- [Short exercise]: Look below and pull out each line with the word "Residential".

────────────────────

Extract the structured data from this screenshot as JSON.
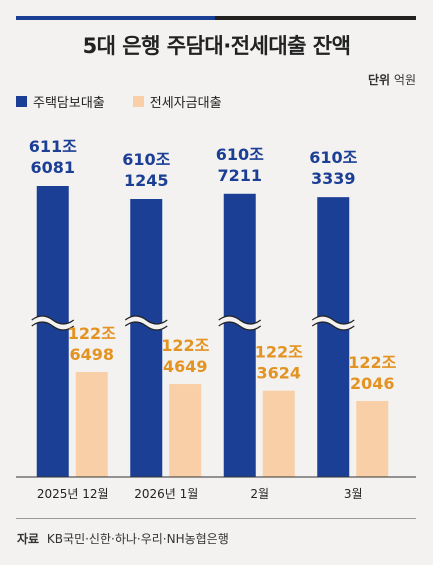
{
  "title": "5대 은행 주담대·전세대출 잔액",
  "unit_label": "단위",
  "unit_value": "억원",
  "source_label": "자료",
  "source_value": "KB국민·신한·하나·우리·NH농협은행",
  "colors": {
    "primary": "#1b3f95",
    "secondary": "#f8cfa6",
    "secondary_label": "#e39322"
  },
  "chart_data": {
    "type": "bar",
    "categories": [
      "2025년 12월",
      "2026년 1월",
      "2월",
      "3월"
    ],
    "series": [
      {
        "name": "주택담보대출",
        "values": [
          6116081,
          6101245,
          6107211,
          6103339
        ],
        "labels_top": [
          "611조",
          "610조",
          "610조",
          "610조"
        ],
        "labels_bottom": [
          "6081",
          "1245",
          "7211",
          "3339"
        ]
      },
      {
        "name": "전세자금대출",
        "values": [
          1226498,
          1224649,
          1223624,
          1222046
        ],
        "labels_top": [
          "122조",
          "122조",
          "122조",
          "122조"
        ],
        "labels_bottom": [
          "6498",
          "4649",
          "3624",
          "2046"
        ]
      }
    ],
    "axis_break": true,
    "grid": false,
    "legend_position": "top-left"
  }
}
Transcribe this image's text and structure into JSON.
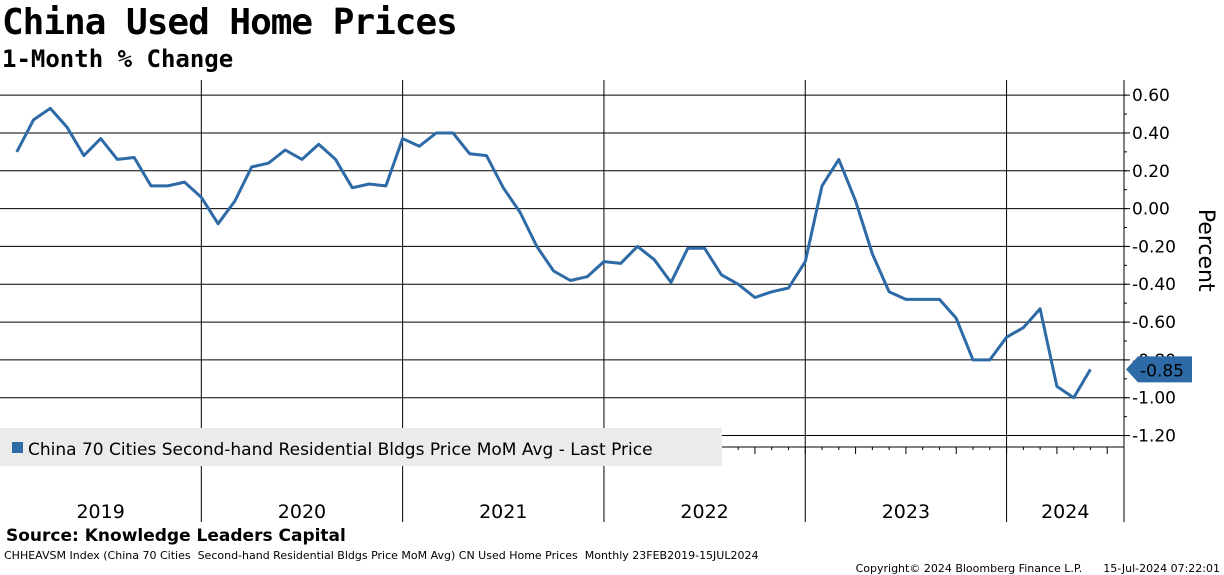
{
  "header": {
    "title": "China Used Home Prices",
    "subtitle": "1-Month % Change"
  },
  "source": "Source: Knowledge Leaders Capital",
  "footer": {
    "left": "CHHEAVSM Index (China 70 Cities  Second-hand Residential Bldgs Price MoM Avg) CN Used Home Prices  Monthly 23FEB2019-15JUL2024",
    "copyright": "Copyright© 2024 Bloomberg Finance L.P.",
    "timestamp": "15-Jul-2024 07:22:01"
  },
  "colors": {
    "line": "#2e6aa6",
    "grid": "#000000",
    "legend_bg": "#ebebeb"
  },
  "chart_data": {
    "type": "line",
    "title": "China Used Home Prices",
    "subtitle": "1-Month % Change",
    "ylabel": "Percent",
    "ylim": [
      -1.25,
      0.68
    ],
    "yticks": [
      0.6,
      0.4,
      0.2,
      0.0,
      -0.2,
      -0.4,
      -0.6,
      -0.8,
      -1.0,
      -1.2
    ],
    "ytick_labels": [
      "0.60",
      "0.40",
      "0.20",
      "0.00",
      "-0.20",
      "-0.40",
      "-0.60",
      "-0.80",
      "-1.00",
      "-1.20"
    ],
    "xlim": [
      "2019-01",
      "2024-08"
    ],
    "year_labels": [
      "2019",
      "2020",
      "2021",
      "2022",
      "2023",
      "2024"
    ],
    "grid": true,
    "legend_position": "bottom-left",
    "last_value_label": "-0.85",
    "series": [
      {
        "name": "China 70 Cities Second-hand Residential Bldgs Price MoM Avg - Last Price",
        "x": [
          "2019-02",
          "2019-03",
          "2019-04",
          "2019-05",
          "2019-06",
          "2019-07",
          "2019-08",
          "2019-09",
          "2019-10",
          "2019-11",
          "2019-12",
          "2020-01",
          "2020-02",
          "2020-03",
          "2020-04",
          "2020-05",
          "2020-06",
          "2020-07",
          "2020-08",
          "2020-09",
          "2020-10",
          "2020-11",
          "2020-12",
          "2021-01",
          "2021-02",
          "2021-03",
          "2021-04",
          "2021-05",
          "2021-06",
          "2021-07",
          "2021-08",
          "2021-09",
          "2021-10",
          "2021-11",
          "2021-12",
          "2022-01",
          "2022-02",
          "2022-03",
          "2022-04",
          "2022-05",
          "2022-06",
          "2022-07",
          "2022-08",
          "2022-09",
          "2022-10",
          "2022-11",
          "2022-12",
          "2023-01",
          "2023-02",
          "2023-03",
          "2023-04",
          "2023-05",
          "2023-06",
          "2023-07",
          "2023-08",
          "2023-09",
          "2023-10",
          "2023-11",
          "2023-12",
          "2024-01",
          "2024-02",
          "2024-03",
          "2024-04",
          "2024-05",
          "2024-06"
        ],
        "values": [
          0.3,
          0.47,
          0.53,
          0.43,
          0.28,
          0.37,
          0.26,
          0.27,
          0.12,
          0.12,
          0.14,
          0.06,
          -0.08,
          0.04,
          0.22,
          0.24,
          0.31,
          0.26,
          0.34,
          0.26,
          0.11,
          0.13,
          0.12,
          0.37,
          0.33,
          0.4,
          0.4,
          0.29,
          0.28,
          0.11,
          -0.02,
          -0.2,
          -0.33,
          -0.38,
          -0.36,
          -0.28,
          -0.29,
          -0.2,
          -0.27,
          -0.39,
          -0.21,
          -0.21,
          -0.35,
          -0.4,
          -0.47,
          -0.44,
          -0.42,
          -0.28,
          0.12,
          0.26,
          0.04,
          -0.24,
          -0.44,
          -0.48,
          -0.48,
          -0.48,
          -0.58,
          -0.8,
          -0.8,
          -0.68,
          -0.63,
          -0.53,
          -0.94,
          -1.0,
          -0.85
        ]
      }
    ]
  }
}
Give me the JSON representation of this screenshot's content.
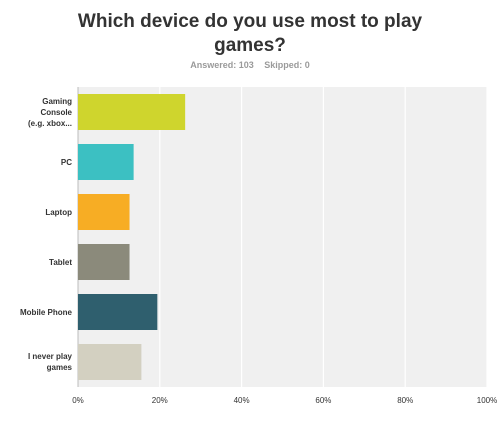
{
  "header": {
    "title": "Which device do you use most to play games?",
    "answered": "Answered: 103",
    "skipped": "Skipped: 0"
  },
  "chart_data": {
    "type": "bar",
    "orientation": "horizontal",
    "title": "Which device do you use most to play games?",
    "categories": [
      "Gaming Console (e.g. xbox...",
      "PC",
      "Laptop",
      "Tablet",
      "Mobile Phone",
      "I never play games"
    ],
    "category_display": [
      "Gaming\nConsole\n(e.g. xbox...",
      "PC",
      "Laptop",
      "Tablet",
      "Mobile Phone",
      "I never play\ngames"
    ],
    "values": [
      26.2,
      13.6,
      12.6,
      12.6,
      19.4,
      15.5
    ],
    "unit": "%",
    "colors": [
      "#cfd52d",
      "#3cc0c2",
      "#f7ad24",
      "#8b8a7b",
      "#2f5f6e",
      "#d3d0c1"
    ],
    "xlim": [
      0,
      100
    ],
    "x_ticks": [
      "0%",
      "20%",
      "40%",
      "60%",
      "80%",
      "100%"
    ],
    "grid": true,
    "legend": "none"
  }
}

────────────────────

- [Response to this exercise]:
    "left": "CHHEAVSM Index (China 70 Cities  Second-hand Residential Bldgs Price MoM Avg) CN Used Home Prices  Monthly 23FEB2019-15JUL2024",
        "name": "China 70 Cities Second-hand Residential Bldgs Price MoM Avg - Last Price",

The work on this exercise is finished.